(Structured figure records)
----------

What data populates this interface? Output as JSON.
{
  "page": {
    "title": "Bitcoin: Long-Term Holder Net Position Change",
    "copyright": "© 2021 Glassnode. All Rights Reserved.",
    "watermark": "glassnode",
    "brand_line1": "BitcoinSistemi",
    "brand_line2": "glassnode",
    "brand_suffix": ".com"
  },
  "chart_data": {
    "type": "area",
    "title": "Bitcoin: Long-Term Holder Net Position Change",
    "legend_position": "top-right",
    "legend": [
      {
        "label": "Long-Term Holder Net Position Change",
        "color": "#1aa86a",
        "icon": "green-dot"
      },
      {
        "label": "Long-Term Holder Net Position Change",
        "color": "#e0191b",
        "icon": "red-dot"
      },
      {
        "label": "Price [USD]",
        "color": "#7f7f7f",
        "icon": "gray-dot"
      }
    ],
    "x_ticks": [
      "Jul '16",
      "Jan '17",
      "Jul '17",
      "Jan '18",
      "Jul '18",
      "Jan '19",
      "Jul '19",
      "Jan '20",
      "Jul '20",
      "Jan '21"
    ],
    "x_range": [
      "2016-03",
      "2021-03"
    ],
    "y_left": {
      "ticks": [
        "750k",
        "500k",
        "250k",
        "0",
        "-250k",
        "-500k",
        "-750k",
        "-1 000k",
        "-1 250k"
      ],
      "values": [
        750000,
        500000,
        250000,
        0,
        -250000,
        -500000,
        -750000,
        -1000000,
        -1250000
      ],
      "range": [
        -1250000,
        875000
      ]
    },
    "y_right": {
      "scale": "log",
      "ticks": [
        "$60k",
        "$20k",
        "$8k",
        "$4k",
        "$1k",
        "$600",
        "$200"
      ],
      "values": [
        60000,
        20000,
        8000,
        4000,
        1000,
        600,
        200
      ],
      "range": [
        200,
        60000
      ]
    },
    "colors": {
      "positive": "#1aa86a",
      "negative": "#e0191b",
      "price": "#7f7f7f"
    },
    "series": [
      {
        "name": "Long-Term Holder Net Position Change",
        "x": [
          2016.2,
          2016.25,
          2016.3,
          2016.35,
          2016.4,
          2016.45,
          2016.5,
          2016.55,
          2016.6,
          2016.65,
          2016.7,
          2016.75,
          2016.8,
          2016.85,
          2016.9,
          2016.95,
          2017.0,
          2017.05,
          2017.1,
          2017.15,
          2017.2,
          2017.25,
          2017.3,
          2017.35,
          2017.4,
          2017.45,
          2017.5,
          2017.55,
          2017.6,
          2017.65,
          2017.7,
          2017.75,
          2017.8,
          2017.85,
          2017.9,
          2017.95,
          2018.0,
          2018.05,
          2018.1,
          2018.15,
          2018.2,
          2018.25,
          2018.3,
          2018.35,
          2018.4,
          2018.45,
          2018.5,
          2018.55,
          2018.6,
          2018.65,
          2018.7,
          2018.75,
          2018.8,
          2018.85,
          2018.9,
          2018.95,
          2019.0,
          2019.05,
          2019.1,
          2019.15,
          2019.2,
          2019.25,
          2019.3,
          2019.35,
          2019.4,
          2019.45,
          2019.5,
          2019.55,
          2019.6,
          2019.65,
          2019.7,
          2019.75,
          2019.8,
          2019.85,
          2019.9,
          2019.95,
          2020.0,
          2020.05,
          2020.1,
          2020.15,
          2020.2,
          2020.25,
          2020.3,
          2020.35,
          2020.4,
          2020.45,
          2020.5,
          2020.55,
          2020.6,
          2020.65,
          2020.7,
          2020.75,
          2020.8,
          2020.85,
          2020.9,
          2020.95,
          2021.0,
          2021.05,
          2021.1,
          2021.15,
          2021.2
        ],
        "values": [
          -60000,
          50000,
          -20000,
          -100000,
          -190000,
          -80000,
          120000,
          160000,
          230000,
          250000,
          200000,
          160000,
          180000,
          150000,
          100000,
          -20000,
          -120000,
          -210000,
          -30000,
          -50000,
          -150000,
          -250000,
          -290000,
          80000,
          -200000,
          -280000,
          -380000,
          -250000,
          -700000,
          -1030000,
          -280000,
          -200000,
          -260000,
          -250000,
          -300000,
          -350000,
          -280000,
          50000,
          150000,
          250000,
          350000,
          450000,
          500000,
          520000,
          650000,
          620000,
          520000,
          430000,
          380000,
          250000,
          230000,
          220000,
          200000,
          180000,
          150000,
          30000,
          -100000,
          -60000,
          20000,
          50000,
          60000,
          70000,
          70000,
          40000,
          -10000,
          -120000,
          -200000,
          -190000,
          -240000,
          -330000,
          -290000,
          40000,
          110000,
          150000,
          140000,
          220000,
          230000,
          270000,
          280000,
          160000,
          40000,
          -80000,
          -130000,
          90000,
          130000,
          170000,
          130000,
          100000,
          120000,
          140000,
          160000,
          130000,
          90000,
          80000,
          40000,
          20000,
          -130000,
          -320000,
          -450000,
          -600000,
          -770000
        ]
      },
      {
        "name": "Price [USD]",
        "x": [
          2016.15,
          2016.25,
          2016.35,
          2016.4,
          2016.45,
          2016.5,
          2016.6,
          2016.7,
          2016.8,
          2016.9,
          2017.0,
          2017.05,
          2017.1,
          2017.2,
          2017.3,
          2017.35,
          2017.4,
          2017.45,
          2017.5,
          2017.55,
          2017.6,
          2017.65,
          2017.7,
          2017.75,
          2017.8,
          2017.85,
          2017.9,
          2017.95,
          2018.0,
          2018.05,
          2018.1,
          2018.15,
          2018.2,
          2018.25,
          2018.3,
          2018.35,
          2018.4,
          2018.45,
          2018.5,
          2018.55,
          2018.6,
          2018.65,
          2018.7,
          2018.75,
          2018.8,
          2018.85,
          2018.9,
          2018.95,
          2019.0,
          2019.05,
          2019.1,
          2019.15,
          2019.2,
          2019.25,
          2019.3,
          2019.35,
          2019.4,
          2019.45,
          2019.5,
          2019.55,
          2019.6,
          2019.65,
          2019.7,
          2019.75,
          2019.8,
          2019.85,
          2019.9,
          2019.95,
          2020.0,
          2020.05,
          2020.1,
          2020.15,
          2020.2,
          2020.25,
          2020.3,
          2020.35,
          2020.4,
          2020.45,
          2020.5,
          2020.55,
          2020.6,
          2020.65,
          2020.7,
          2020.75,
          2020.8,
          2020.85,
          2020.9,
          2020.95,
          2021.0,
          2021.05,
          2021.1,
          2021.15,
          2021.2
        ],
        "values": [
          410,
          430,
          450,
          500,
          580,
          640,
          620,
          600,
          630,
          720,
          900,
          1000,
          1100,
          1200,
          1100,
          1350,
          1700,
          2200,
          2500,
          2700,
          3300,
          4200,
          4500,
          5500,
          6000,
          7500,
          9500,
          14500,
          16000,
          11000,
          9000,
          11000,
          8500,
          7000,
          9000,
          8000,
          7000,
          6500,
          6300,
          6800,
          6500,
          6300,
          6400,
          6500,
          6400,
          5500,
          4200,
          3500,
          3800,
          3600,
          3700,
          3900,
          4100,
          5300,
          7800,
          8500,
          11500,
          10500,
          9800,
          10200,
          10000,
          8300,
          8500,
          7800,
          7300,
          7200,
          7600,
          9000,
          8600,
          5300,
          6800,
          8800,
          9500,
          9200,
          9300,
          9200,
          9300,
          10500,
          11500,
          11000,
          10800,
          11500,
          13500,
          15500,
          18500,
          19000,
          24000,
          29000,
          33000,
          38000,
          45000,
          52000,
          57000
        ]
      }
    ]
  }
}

----------

--- Goal of the exercise ---
Transcribe each entry exactly.

--- Written response ---
What data populates this interface? Output as JSON.
{
  "page": {
    "title": "Bitcoin: Long-Term Holder Net Position Change",
    "copyright": "© 2021 Glassnode. All Rights Reserved.",
    "watermark": "glassnode",
    "brand_line1": "BitcoinSistemi",
    "brand_line2": "glassnode",
    "brand_suffix": ".com"
  },
  "chart_data": {
    "type": "area",
    "title": "Bitcoin: Long-Term Holder Net Position Change",
    "legend_position": "top-right",
    "legend": [
      {
        "label": "Long-Term Holder Net Position Change",
        "color": "#1aa86a",
        "icon": "green-dot"
      },
      {
        "label": "Long-Term Holder Net Position Change",
        "color": "#e0191b",
        "icon": "red-dot"
      },
      {
        "label": "Price [USD]",
        "color": "#7f7f7f",
        "icon": "gray-dot"
      }
    ],
    "x_ticks": [
      "Jul '16",
      "Jan '17",
      "Jul '17",
      "Jan '18",
      "Jul '18",
      "Jan '19",
      "Jul '19",
      "Jan '20",
      "Jul '20",
      "Jan '21"
    ],
    "x_range": [
      "2016-03",
      "2021-03"
    ],
    "y_left": {
      "ticks": [
        "750k",
        "500k",
        "250k",
        "0",
        "-250k",
        "-500k",
        "-750k",
        "-1 000k",
        "-1 250k"
      ],
      "values": [
        750000,
        500000,
        250000,
        0,
        -250000,
        -500000,
        -750000,
        -1000000,
        -1250000
      ],
      "range": [
        -1250000,
        875000
      ]
    },
    "y_right": {
      "scale": "log",
      "ticks": [
        "$60k",
        "$20k",
        "$8k",
        "$4k",
        "$1k",
        "$600",
        "$200"
      ],
      "values": [
        60000,
        20000,
        8000,
        4000,
        1000,
        600,
        200
      ],
      "range": [
        200,
        60000
      ]
    },
    "colors": {
      "positive": "#1aa86a",
      "negative": "#e0191b",
      "price": "#7f7f7f"
    },
    "series": [
      {
        "name": "Long-Term Holder Net Position Change",
        "x": [
          2016.2,
          2016.25,
          2016.3,
          2016.35,
          2016.4,
          2016.45,
          2016.5,
          2016.55,
          2016.6,
          2016.65,
          2016.7,
          2016.75,
          2016.8,
          2016.85,
          2016.9,
          2016.95,
          2017.0,
          2017.05,
          2017.1,
          2017.15,
          2017.2,
          2017.25,
          2017.3,
          2017.35,
          2017.4,
          2017.45,
          2017.5,
          2017.55,
          2017.6,
          2017.65,
          2017.7,
          2017.75,
          2017.8,
          2017.85,
          2017.9,
          2017.95,
          2018.0,
          2018.05,
          2018.1,
          2018.15,
          2018.2,
          2018.25,
          2018.3,
          2018.35,
          2018.4,
          2018.45,
          2018.5,
          2018.55,
          2018.6,
          2018.65,
          2018.7,
          2018.75,
          2018.8,
          2018.85,
          2018.9,
          2018.95,
          2019.0,
          2019.05,
          2019.1,
          2019.15,
          2019.2,
          2019.25,
          2019.3,
          2019.35,
          2019.4,
          2019.45,
          2019.5,
          2019.55,
          2019.6,
          2019.65,
          2019.7,
          2019.75,
          2019.8,
          2019.85,
          2019.9,
          2019.95,
          2020.0,
          2020.05,
          2020.1,
          2020.15,
          2020.2,
          2020.25,
          2020.3,
          2020.35,
          2020.4,
          2020.45,
          2020.5,
          2020.55,
          2020.6,
          2020.65,
          2020.7,
          2020.75,
          2020.8,
          2020.85,
          2020.9,
          2020.95,
          2021.0,
          2021.05,
          2021.1,
          2021.15,
          2021.2
        ],
        "values": [
          -60000,
          50000,
          -20000,
          -100000,
          -190000,
          -80000,
          120000,
          160000,
          230000,
          250000,
          200000,
          160000,
          180000,
          150000,
          100000,
          -20000,
          -120000,
          -210000,
          -30000,
          -50000,
          -150000,
          -250000,
          -290000,
          80000,
          -200000,
          -280000,
          -380000,
          -250000,
          -700000,
          -1030000,
          -280000,
          -200000,
          -260000,
          -250000,
          -300000,
          -350000,
          -280000,
          50000,
          150000,
          250000,
          350000,
          450000,
          500000,
          520000,
          650000,
          620000,
          520000,
          430000,
          380000,
          250000,
          230000,
          220000,
          200000,
          180000,
          150000,
          30000,
          -100000,
          -60000,
          20000,
          50000,
          60000,
          70000,
          70000,
          40000,
          -10000,
          -120000,
          -200000,
          -190000,
          -240000,
          -330000,
          -290000,
          40000,
          110000,
          150000,
          140000,
          220000,
          230000,
          270000,
          280000,
          160000,
          40000,
          -80000,
          -130000,
          90000,
          130000,
          170000,
          130000,
          100000,
          120000,
          140000,
          160000,
          130000,
          90000,
          80000,
          40000,
          20000,
          -130000,
          -320000,
          -450000,
          -600000,
          -770000
        ]
      },
      {
        "name": "Price [USD]",
        "x": [
          2016.15,
          2016.25,
          2016.35,
          2016.4,
          2016.45,
          2016.5,
          2016.6,
          2016.7,
          2016.8,
          2016.9,
          2017.0,
          2017.05,
          2017.1,
          2017.2,
          2017.3,
          2017.35,
          2017.4,
          2017.45,
          2017.5,
          2017.55,
          2017.6,
          2017.65,
          2017.7,
          2017.75,
          2017.8,
          2017.85,
          2017.9,
          2017.95,
          2018.0,
          2018.05,
          2018.1,
          2018.15,
          2018.2,
          2018.25,
          2018.3,
          2018.35,
          2018.4,
          2018.45,
          2018.5,
          2018.55,
          2018.6,
          2018.65,
          2018.7,
          2018.75,
          2018.8,
          2018.85,
          2018.9,
          2018.95,
          2019.0,
          2019.05,
          2019.1,
          2019.15,
          2019.2,
          2019.25,
          2019.3,
          2019.35,
          2019.4,
          2019.45,
          2019.5,
          2019.55,
          2019.6,
          2019.65,
          2019.7,
          2019.75,
          2019.8,
          2019.85,
          2019.9,
          2019.95,
          2020.0,
          2020.05,
          2020.1,
          2020.15,
          2020.2,
          2020.25,
          2020.3,
          2020.35,
          2020.4,
          2020.45,
          2020.5,
          2020.55,
          2020.6,
          2020.65,
          2020.7,
          2020.75,
          2020.8,
          2020.85,
          2020.9,
          2020.95,
          2021.0,
          2021.05,
          2021.1,
          2021.15,
          2021.2
        ],
        "values": [
          410,
          430,
          450,
          500,
          580,
          640,
          620,
          600,
          630,
          720,
          900,
          1000,
          1100,
          1200,
          1100,
          1350,
          1700,
          2200,
          2500,
          2700,
          3300,
          4200,
          4500,
          5500,
          6000,
          7500,
          9500,
          14500,
          16000,
          11000,
          9000,
          11000,
          8500,
          7000,
          9000,
          8000,
          7000,
          6500,
          6300,
          6800,
          6500,
          6300,
          6400,
          6500,
          6400,
          5500,
          4200,
          3500,
          3800,
          3600,
          3700,
          3900,
          4100,
          5300,
          7800,
          8500,
          11500,
          10500,
          9800,
          10200,
          10000,
          8300,
          8500,
          7800,
          7300,
          7200,
          7600,
          9000,
          8600,
          5300,
          6800,
          8800,
          9500,
          9200,
          9300,
          9200,
          9300,
          10500,
          11500,
          11000,
          10800,
          11500,
          13500,
          15500,
          18500,
          19000,
          24000,
          29000,
          33000,
          38000,
          45000,
          52000,
          57000
        ]
      }
    ]
  }
}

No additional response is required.